STATED EXERCISE 1: Condense the paragraph beginning “I lost my husband four weeks ago” in the piece on the young widow of Boko Haram, keeping its main facts.
STATED EXERCISE 2: In the records, substitute "November" for "December" starting with the line that contains "checkmark-icon [510, 182, 519, 191]" and going on through the line that contains "data-grid: Date Type". Give back only those lines.

SELECTED EXTRACT:
═══
Widowed prematurely by Boko Haram

“I lost my husband four weeks ago to Boko Haram.” That was the message sent to me last week on WhatsApp by Angela. Terse as it was, it bore the shattering impact of a two-tonnes bomb. Its massive boom and the doom it left in its trails deposited shrapnel of despondency in my heart. Its impact was deafening as it hit my ear lobe like a thunderbolt. How does this young, widowed lady, barely a year old in marriage, a First Class graduate of Law and lawyer, carry the massive, unkind fate of losing her husband this prematurely and in such a gruesome yet avoidable manner? Angela is 8-months pregnant. How does the family of this 34-year old man, who had just been killed in the prime of his life, cope with this sudden loss?

Angela and I were classmates at the University of Ibadan. I met her during my latter-day undergraduate sojourn that ended four years ago. Brilliant and serious-minded, I became her mentor, helping her to navigate the landmine-filled process of betrothals and marriage. Any of her suitors passed through my thin-comb scrutiny. Just the same way his passage was announced to me on Whatsapp last week, his entrance into my mentee’s life was announced through Whatsapp as well. She had sent photographs of her nuptials one bright morning. When I enquired why she let me off the loop, her explanation was that the family wanted a silent, unannounced betrothal. So, who was he? I asked. A soldier. Bad news, I thought. But when she said he had been transferred to Yobe, the warfront, I mentally began his obsequies right there and then. Because we spoke via telephone, I shut her off the visage of dejection I wore. Why should anyone marry a Nigerian soldier at this time when soldiering had become the Yoruba god of iron, Ogun, said to delight in bathing itself with blood? My pessimism was borne out of the remembrance of my own younger brother who was similarly posted to the warfront and who got killed not long after.
═══
[Dataset excerpt]
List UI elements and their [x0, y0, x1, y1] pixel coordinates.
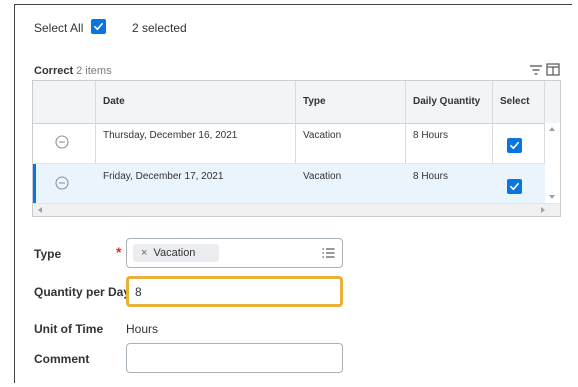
checkmark-icon [510, 182, 519, 191]
comment-input[interactable] [126, 343, 343, 373]
table-row[interactable]: Thursday, December 16, 2021 Vacation 8 H… [33, 123, 560, 164]
cell-date: Friday, December 17, 2021 [103, 171, 224, 182]
data-grid: Date Type Daily Quantity Select Thursday… [32, 80, 561, 217]
cell-type: Vacation [303, 171, 342, 182]
remove-pill-icon[interactable]: × [141, 247, 147, 259]
remove-row-icon[interactable] [55, 176, 69, 190]
cell-daily-quantity: 8 Hours [413, 171, 449, 182]
filter-icon[interactable] [529, 64, 543, 76]
column-header-select[interactable]: Select [492, 81, 529, 123]
remove-row-icon[interactable] [55, 135, 69, 149]
cell-type: Vacation [303, 130, 342, 141]
prompt-list-icon[interactable] [322, 247, 335, 259]
quantity-per-day-input[interactable]: 8 [126, 276, 343, 307]
select-all-label: Select All [34, 21, 84, 35]
scroll-left-icon[interactable] [38, 207, 42, 213]
scroll-up-icon[interactable] [549, 127, 555, 131]
required-indicator: * [116, 244, 122, 260]
column-header-date[interactable]: Date [95, 81, 125, 123]
cell-daily-quantity: 8 Hours [413, 130, 449, 141]
type-pill-text: Vacation [153, 247, 196, 259]
type-selected-pill: × Vacation [133, 244, 219, 262]
unit-of-time-label: Unit of Time [34, 322, 104, 336]
scroll-right-icon[interactable] [541, 207, 545, 213]
row-selection-indicator [33, 164, 36, 205]
checkmark-icon [94, 22, 103, 31]
table-row[interactable]: Friday, December 17, 2021 Vacation 8 Hou… [33, 164, 560, 205]
row-select-checkbox[interactable] [507, 138, 522, 153]
type-prompt-field[interactable]: × Vacation [126, 238, 343, 268]
grid-header: Date Type Daily Quantity Select [33, 81, 560, 124]
selected-count: 2 selected [132, 21, 187, 35]
select-all-checkbox[interactable] [91, 19, 106, 34]
columns-icon[interactable] [546, 63, 560, 76]
unit-of-time-value: Hours [126, 322, 159, 336]
row-select-checkbox[interactable] [507, 179, 522, 194]
cell-date: Thursday, December 16, 2021 [103, 130, 238, 141]
type-label: Type [34, 247, 62, 261]
grid-item-count: 2 items [76, 65, 112, 77]
horizontal-scrollbar[interactable] [33, 203, 560, 216]
column-header-daily-quantity[interactable]: Daily Quantity [405, 81, 480, 123]
grid-title-text: Correct [34, 65, 74, 77]
checkmark-icon [510, 141, 519, 150]
scroll-down-icon[interactable] [549, 195, 555, 199]
comment-label: Comment [34, 352, 90, 366]
vertical-scrollbar[interactable] [545, 123, 560, 205]
grid-title: Correct 2 items [34, 65, 112, 77]
quantity-per-day-label: Quantity per Day [34, 285, 131, 299]
column-header-type[interactable]: Type [295, 81, 326, 123]
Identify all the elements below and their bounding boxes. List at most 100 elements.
═══
RESULT 1: Last week, Angela sent the writer a WhatsApp message saying she had lost her husband to Boko Haram four weeks earlier. The short message hit the writer like a bomb and left deep despondency behind. The writer wonders how Angela can bear losing her husband so early and in such a gruesome yet avoidable way. She has been married barely a year, is a First Class Law graduate and lawyer, and is eight months pregnant. The writer also wonders how the family of the 34-year-old man will cope with his sudden death.

RESULT 2:
checkmark-icon [510, 182, 519, 191]
comment-input[interactable] [126, 343, 343, 373]
table-row[interactable]: Thursday, November 16, 2021 Vacation 8 H… [33, 123, 560, 164]
cell-date: Friday, November 17, 2021 [103, 171, 224, 182]
data-grid: Date Type Daily Quantity Select Thursday… [32, 80, 561, 217]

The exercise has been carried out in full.